▸ **MATERIAL PROVIDED**:
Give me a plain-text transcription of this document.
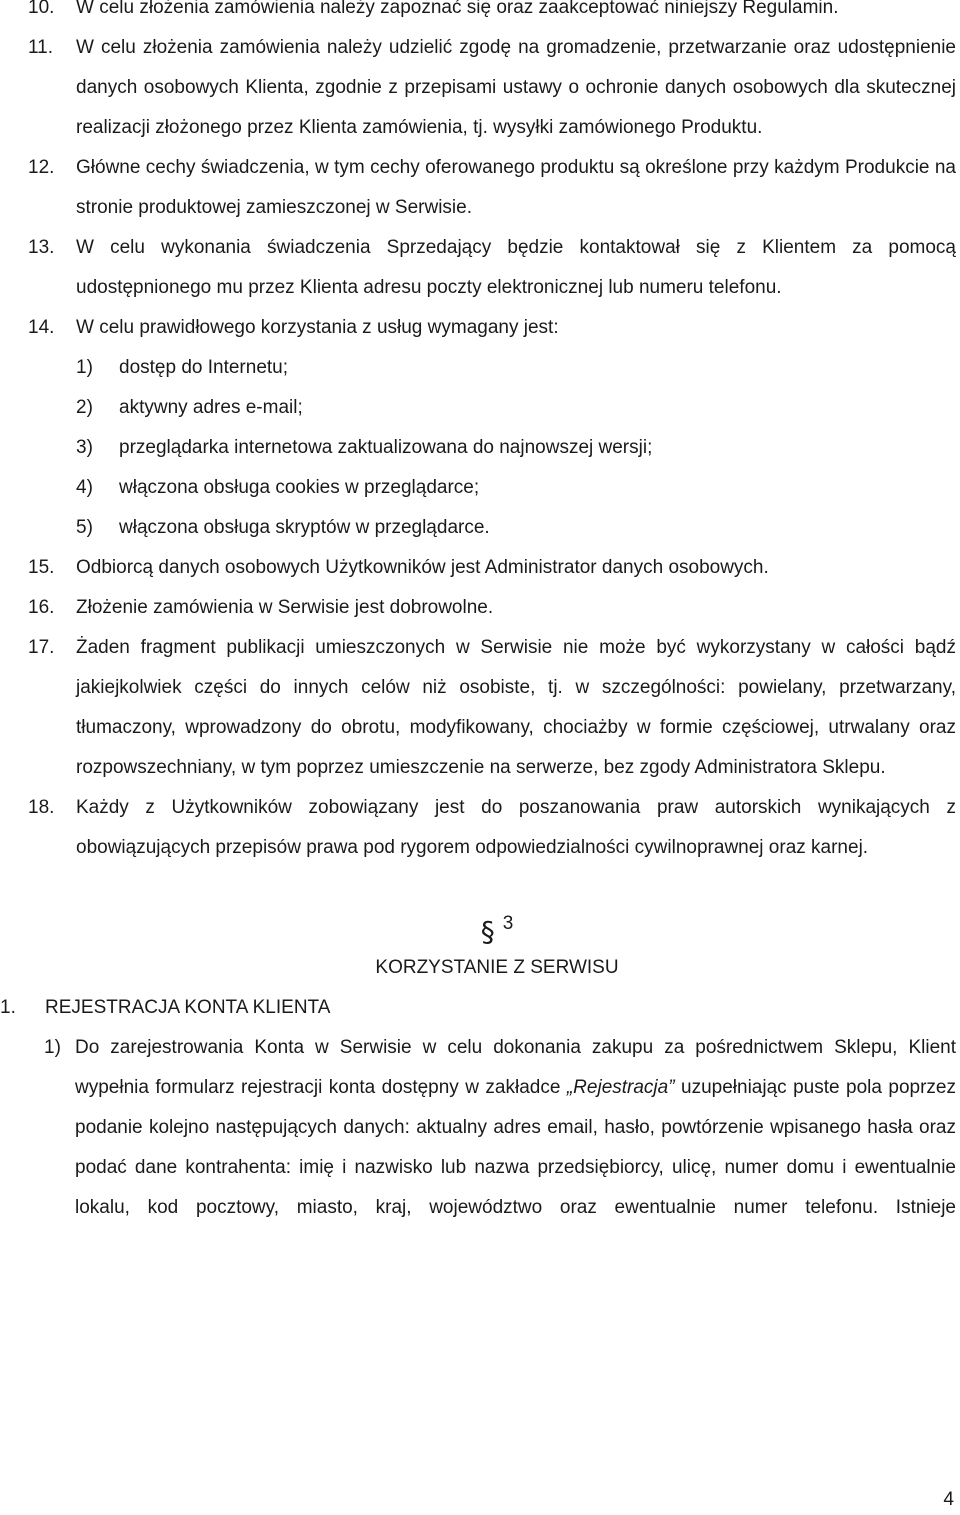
10.	W celu złożenia zamówienia należy zapoznać się oraz zaakceptować niniejszy Regulamin.
11.	W celu złożenia zamówienia należy udzielić zgodę na gromadzenie, przetwarzanie oraz udostępnienie danych osobowych Klienta, zgodnie z przepisami ustawy o ochronie danych osobowych dla skutecznej realizacji złożonego przez Klienta zamówienia, tj. wysyłki zamówionego Produktu.
12.	Główne cechy świadczenia, w tym cechy oferowanego produktu są określone przy każdym Produkcie na stronie produktowej zamieszczonej w Serwisie.
13.	W celu wykonania świadczenia Sprzedający będzie kontaktował się z Klientem za pomocą udostępnionego mu przez Klienta adresu poczty elektronicznej lub numeru telefonu.
14.	W celu prawidłowego korzystania z usług wymagany jest:
1)	dostęp do Internetu;
2)	aktywny adres e-mail;
3)	przeglądarka internetowa zaktualizowana do najnowszej wersji;
4)	włączona obsługa cookies w przeglądarce;
5)	włączona obsługa skryptów w przeglądarce.
15.	Odbiorcą danych osobowych Użytkowników jest Administrator danych osobowych.
16.	Złożenie zamówienia w Serwisie jest dobrowolne.
17.	Żaden fragment publikacji umieszczonych w Serwisie nie może być wykorzystany w całości bądź jakiejkolwiek części do innych celów niż osobiste, tj. w szczególności: powielany, przetwarzany, tłumaczony, wprowadzony do obrotu, modyfikowany, chociażby w formie częściowej, utrwalany oraz rozpowszechniany, w tym poprzez umieszczenie na serwerze, bez zgody Administratora Sklepu.
18.	Każdy z Użytkowników zobowiązany jest do poszanowania praw autorskich wynikających z obowiązujących przepisów prawa pod rygorem odpowiedzialności cywilnoprawnej oraz karnej.
§ 3
KORZYSTANIE Z SERWISU
1.	REJESTRACJA KONTA KLIENTA
1) Do zarejestrowania Konta w Serwisie w celu dokonania zakupu za pośrednictwem Sklepu, Klient wypełnia formularz rejestracji konta dostępny w zakładce „Rejestracja” uzupełniając puste pola poprzez podanie kolejno następujących danych: aktualny adres email, hasło, powtórzenie wpisanego hasła oraz podać dane kontrahenta: imię i nazwisko lub nazwa przedsiębiorcy, ulicę, numer domu i ewentualnie lokalu, kod pocztowy, miasto, kraj, województwo oraz ewentualnie numer telefonu. Istnieje
4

▸ **STATED GOAL**:
Quote the entries in full. Any image among them is to be omitted from the copy.

▸ **WRITTEN RESPONSE**:
Give me a plain-text transcription of this document.
10.	W celu złożenia zamówienia należy zapoznać się oraz zaakceptować niniejszy Regulamin.
11.	W celu złożenia zamówienia należy udzielić zgodę na gromadzenie, przetwarzanie oraz udostępnienie danych osobowych Klienta, zgodnie z przepisami ustawy o ochronie danych osobowych dla skutecznej realizacji złożonego przez Klienta zamówienia, tj. wysyłki zamówionego Produktu.
12.	Główne cechy świadczenia, w tym cechy oferowanego produktu są określone przy każdym Produkcie na stronie produktowej zamieszczonej w Serwisie.
13.	W celu wykonania świadczenia Sprzedający będzie kontaktował się z Klientem za pomocą udostępnionego mu przez Klienta adresu poczty elektronicznej lub numeru telefonu.
14.	W celu prawidłowego korzystania z usług wymagany jest:
1)	dostęp do Internetu;
2)	aktywny adres e-mail;
3)	przeglądarka internetowa zaktualizowana do najnowszej wersji;
4)	włączona obsługa cookies w przeglądarce;
5)	włączona obsługa skryptów w przeglądarce.
15.	Odbiorcą danych osobowych Użytkowników jest Administrator danych osobowych.
16.	Złożenie zamówienia w Serwisie jest dobrowolne.
17.	Żaden fragment publikacji umieszczonych w Serwisie nie może być wykorzystany w całości bądź jakiejkolwiek części do innych celów niż osobiste, tj. w szczególności: powielany, przetwarzany, tłumaczony, wprowadzony do obrotu, modyfikowany, chociażby w formie częściowej, utrwalany oraz rozpowszechniany, w tym poprzez umieszczenie na serwerze, bez zgody Administratora Sklepu.
18.	Każdy z Użytkowników zobowiązany jest do poszanowania praw autorskich wynikających z obowiązujących przepisów prawa pod rygorem odpowiedzialności cywilnoprawnej oraz karnej.
§ 3
KORZYSTANIE Z SERWISU
1.	REJESTRACJA KONTA KLIENTA
1) Do zarejestrowania Konta w Serwisie w celu dokonania zakupu za pośrednictwem Sklepu, Klient wypełnia formularz rejestracji konta dostępny w zakładce „Rejestracja” uzupełniając puste pola poprzez podanie kolejno następujących danych: aktualny adres email, hasło, powtórzenie wpisanego hasła oraz podać dane kontrahenta: imię i nazwisko lub nazwa przedsiębiorcy, ulicę, numer domu i ewentualnie lokalu, kod pocztowy, miasto, kraj, województwo oraz ewentualnie numer telefonu. Istnieje
4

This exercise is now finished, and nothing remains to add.